- Data shown:
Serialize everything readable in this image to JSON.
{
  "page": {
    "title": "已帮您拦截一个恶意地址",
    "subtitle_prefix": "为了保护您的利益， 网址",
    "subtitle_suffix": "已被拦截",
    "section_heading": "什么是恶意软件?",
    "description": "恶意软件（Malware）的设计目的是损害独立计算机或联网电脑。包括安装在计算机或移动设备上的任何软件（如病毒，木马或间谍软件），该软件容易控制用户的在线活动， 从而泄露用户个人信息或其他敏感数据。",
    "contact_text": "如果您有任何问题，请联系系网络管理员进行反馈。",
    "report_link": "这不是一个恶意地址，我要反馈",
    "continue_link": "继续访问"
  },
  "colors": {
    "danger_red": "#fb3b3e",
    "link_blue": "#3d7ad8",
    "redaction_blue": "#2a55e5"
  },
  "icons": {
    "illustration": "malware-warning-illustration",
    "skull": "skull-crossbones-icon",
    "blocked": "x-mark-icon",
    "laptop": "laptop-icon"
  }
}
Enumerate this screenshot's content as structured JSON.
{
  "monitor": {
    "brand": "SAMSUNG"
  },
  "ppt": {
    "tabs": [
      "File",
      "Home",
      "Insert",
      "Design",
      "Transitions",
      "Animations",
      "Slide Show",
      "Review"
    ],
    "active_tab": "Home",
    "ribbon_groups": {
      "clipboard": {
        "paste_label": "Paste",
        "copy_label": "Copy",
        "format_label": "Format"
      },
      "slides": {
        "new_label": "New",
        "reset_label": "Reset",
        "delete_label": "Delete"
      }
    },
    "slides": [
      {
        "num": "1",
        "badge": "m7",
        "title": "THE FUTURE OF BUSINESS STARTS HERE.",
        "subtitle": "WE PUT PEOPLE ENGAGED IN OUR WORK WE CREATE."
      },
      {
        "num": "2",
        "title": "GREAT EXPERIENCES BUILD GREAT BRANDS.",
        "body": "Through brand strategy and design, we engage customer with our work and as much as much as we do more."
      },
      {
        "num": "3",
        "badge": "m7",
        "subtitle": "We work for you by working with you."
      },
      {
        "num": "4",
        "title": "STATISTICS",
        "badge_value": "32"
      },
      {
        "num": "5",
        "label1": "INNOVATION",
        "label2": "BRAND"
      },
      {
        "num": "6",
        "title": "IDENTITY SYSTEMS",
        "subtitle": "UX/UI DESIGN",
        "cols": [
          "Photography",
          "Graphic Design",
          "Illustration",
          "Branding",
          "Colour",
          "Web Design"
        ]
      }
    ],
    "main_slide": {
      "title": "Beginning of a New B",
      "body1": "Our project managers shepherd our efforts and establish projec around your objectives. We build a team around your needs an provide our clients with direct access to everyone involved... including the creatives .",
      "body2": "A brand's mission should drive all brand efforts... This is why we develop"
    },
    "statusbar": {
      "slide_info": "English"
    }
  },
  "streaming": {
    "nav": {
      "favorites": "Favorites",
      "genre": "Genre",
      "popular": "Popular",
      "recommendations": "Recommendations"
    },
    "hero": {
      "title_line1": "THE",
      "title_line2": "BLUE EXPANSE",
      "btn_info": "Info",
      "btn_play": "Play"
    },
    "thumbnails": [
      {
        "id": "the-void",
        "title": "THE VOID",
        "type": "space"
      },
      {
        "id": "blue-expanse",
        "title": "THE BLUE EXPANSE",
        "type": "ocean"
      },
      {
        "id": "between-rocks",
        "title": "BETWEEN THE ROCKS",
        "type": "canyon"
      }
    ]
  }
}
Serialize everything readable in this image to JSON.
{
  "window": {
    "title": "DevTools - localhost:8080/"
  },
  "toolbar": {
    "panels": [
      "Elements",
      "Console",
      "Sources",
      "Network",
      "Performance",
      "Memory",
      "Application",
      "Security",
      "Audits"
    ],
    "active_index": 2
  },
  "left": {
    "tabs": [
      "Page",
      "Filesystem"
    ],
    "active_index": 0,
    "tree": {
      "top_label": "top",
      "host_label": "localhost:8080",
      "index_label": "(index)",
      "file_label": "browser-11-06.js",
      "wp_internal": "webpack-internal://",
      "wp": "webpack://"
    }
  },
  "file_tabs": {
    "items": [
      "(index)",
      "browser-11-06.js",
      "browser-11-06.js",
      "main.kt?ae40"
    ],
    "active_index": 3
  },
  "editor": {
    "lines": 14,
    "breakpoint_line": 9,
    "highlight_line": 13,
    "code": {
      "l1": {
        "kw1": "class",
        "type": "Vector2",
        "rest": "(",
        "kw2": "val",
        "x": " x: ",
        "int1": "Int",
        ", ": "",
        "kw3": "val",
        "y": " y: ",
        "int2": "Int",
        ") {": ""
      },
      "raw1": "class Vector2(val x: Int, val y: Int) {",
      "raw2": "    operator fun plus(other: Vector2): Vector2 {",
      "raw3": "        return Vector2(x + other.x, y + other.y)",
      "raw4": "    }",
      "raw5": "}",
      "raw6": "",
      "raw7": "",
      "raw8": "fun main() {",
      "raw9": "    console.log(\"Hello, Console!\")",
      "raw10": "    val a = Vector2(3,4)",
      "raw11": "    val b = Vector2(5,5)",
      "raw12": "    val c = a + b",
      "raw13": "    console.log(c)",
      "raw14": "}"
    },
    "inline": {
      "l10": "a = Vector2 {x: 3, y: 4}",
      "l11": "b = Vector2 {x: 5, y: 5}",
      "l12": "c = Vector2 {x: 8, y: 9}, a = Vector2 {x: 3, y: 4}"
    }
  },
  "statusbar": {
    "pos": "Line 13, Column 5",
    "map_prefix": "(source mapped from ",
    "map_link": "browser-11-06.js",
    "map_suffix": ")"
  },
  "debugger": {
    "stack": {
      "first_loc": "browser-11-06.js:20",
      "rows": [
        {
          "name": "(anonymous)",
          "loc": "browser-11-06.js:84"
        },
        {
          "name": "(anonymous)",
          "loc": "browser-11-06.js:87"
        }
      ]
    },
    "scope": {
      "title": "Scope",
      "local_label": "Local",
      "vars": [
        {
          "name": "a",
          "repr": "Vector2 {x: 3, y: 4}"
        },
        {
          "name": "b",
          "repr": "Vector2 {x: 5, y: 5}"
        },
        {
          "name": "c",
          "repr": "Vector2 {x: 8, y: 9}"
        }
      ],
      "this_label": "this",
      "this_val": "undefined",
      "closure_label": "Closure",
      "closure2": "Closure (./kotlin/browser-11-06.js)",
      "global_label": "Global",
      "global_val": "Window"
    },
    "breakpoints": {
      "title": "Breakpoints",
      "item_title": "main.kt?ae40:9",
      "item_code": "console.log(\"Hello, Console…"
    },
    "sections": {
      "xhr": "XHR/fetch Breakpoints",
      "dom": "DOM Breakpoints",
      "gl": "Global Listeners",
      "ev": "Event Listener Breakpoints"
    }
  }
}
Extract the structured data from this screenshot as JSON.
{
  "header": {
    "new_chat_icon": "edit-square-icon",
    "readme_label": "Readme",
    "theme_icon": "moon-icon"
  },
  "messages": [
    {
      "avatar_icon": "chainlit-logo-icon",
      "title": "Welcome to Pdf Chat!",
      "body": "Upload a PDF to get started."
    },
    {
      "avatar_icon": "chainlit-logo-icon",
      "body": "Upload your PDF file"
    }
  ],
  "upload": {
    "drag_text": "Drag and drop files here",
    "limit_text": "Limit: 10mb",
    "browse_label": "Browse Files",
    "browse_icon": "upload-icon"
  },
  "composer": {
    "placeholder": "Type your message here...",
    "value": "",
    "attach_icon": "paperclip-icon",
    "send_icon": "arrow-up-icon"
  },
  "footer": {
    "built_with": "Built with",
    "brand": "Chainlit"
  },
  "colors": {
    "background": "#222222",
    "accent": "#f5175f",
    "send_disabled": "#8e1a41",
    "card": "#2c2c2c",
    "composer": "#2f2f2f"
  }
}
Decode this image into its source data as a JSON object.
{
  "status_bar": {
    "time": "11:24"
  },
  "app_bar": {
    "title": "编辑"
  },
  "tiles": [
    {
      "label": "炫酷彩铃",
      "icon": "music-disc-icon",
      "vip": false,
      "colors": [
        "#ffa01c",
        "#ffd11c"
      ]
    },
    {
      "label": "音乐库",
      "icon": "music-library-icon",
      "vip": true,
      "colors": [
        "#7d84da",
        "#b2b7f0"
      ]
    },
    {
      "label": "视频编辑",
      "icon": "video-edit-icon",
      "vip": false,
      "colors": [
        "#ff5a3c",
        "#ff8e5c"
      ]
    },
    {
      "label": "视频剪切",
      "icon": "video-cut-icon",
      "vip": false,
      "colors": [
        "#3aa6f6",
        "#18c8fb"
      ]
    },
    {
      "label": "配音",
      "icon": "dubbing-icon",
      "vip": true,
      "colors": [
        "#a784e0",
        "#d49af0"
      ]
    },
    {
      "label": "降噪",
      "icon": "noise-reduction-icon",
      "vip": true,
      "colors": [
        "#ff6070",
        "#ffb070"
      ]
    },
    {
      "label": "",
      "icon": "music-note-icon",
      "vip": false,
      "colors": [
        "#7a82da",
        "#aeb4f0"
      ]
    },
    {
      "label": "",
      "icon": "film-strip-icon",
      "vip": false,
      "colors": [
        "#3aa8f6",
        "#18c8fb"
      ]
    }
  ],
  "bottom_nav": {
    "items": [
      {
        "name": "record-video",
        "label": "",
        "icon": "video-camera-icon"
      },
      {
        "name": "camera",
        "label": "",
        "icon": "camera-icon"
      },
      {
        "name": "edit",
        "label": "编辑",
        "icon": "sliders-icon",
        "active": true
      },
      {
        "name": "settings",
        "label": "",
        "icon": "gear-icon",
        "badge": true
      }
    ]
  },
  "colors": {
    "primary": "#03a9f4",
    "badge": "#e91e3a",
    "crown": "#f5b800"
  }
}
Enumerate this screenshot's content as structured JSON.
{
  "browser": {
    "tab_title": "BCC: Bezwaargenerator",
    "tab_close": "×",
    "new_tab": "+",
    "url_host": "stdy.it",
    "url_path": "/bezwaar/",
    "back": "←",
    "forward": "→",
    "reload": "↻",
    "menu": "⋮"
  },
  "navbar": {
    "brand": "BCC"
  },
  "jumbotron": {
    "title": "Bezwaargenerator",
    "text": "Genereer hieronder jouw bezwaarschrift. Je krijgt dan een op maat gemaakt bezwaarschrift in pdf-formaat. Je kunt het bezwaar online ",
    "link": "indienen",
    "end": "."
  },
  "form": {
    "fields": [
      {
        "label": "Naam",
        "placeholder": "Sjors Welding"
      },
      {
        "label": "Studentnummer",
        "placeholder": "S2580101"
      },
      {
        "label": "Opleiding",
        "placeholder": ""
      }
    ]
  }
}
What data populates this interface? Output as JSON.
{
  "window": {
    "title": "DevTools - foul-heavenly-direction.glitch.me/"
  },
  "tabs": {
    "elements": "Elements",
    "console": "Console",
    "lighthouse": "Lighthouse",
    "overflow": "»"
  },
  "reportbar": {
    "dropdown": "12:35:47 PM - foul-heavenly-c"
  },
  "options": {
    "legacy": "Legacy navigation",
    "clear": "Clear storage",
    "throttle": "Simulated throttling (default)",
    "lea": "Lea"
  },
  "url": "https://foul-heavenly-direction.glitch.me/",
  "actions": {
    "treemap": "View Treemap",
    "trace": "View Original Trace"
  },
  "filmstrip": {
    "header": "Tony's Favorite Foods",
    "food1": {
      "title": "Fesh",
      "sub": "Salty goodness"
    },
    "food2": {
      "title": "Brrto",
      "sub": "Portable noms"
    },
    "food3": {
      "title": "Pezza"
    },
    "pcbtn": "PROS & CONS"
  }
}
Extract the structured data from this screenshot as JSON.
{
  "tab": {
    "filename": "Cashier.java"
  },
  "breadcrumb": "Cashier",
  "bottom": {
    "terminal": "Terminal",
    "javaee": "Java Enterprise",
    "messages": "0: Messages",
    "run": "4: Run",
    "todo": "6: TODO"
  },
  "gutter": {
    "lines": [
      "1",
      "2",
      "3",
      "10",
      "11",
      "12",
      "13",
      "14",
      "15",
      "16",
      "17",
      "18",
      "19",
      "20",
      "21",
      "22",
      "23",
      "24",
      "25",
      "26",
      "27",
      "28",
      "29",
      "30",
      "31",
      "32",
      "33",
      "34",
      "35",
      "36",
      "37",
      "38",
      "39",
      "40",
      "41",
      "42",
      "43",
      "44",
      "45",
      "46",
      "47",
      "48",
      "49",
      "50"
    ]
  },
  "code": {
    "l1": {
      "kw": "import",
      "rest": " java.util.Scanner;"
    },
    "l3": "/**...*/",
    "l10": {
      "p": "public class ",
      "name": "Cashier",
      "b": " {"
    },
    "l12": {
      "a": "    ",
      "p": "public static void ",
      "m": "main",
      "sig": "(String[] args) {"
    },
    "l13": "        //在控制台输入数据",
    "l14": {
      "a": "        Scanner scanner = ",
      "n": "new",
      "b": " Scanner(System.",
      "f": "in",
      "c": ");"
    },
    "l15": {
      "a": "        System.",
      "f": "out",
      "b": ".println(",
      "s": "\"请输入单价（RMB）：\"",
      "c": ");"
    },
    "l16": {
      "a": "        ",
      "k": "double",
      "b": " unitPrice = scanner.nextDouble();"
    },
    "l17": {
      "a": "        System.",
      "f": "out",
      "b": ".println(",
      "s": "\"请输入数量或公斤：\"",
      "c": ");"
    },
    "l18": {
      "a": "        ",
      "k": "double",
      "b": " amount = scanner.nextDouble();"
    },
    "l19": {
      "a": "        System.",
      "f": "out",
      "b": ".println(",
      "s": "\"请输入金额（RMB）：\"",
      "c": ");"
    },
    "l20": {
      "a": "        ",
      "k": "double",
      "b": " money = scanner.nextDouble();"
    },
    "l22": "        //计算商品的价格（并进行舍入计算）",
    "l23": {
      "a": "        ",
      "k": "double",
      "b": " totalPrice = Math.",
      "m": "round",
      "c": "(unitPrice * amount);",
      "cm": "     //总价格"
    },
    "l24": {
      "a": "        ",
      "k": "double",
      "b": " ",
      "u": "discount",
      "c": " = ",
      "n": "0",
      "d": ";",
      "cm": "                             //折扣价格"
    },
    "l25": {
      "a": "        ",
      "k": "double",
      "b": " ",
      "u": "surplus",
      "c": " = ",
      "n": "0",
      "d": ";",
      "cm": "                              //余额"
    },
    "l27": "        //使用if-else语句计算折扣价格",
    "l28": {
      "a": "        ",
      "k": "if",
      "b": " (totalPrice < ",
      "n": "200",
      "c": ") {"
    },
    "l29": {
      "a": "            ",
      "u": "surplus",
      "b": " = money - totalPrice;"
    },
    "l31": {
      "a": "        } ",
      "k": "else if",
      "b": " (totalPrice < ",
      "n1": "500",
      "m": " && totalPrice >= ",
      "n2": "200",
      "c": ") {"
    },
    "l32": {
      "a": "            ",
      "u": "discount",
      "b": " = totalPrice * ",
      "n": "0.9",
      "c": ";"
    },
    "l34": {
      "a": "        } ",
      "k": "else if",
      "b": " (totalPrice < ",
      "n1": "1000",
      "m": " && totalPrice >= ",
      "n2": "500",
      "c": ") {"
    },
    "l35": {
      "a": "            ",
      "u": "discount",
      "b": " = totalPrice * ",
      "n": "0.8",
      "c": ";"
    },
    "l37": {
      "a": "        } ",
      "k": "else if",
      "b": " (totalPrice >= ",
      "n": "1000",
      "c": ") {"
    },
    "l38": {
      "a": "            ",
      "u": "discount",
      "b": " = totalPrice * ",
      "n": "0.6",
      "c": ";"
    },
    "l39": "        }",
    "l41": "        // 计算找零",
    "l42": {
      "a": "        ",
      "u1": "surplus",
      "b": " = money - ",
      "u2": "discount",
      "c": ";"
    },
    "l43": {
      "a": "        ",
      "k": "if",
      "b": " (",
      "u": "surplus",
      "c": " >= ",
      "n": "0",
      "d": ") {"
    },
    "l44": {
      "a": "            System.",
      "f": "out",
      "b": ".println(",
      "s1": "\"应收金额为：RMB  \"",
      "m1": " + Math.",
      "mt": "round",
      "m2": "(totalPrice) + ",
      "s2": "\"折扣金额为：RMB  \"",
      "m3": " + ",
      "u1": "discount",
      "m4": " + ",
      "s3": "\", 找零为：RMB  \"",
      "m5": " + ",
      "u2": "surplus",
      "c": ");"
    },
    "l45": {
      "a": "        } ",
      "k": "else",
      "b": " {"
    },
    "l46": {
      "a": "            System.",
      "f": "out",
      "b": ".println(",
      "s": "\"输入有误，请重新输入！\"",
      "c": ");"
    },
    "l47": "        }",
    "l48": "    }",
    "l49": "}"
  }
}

- What is asked:
Return all lines of the material above in which the word "heavenly" occurs.

- Answer:
    "title": "DevTools - foul-heavenly-direction.glitch.me/"
    "dropdown": "12:35:47 PM - foul-heavenly-c"
  "url": "https://foul-heavenly-direction.glitch.me/",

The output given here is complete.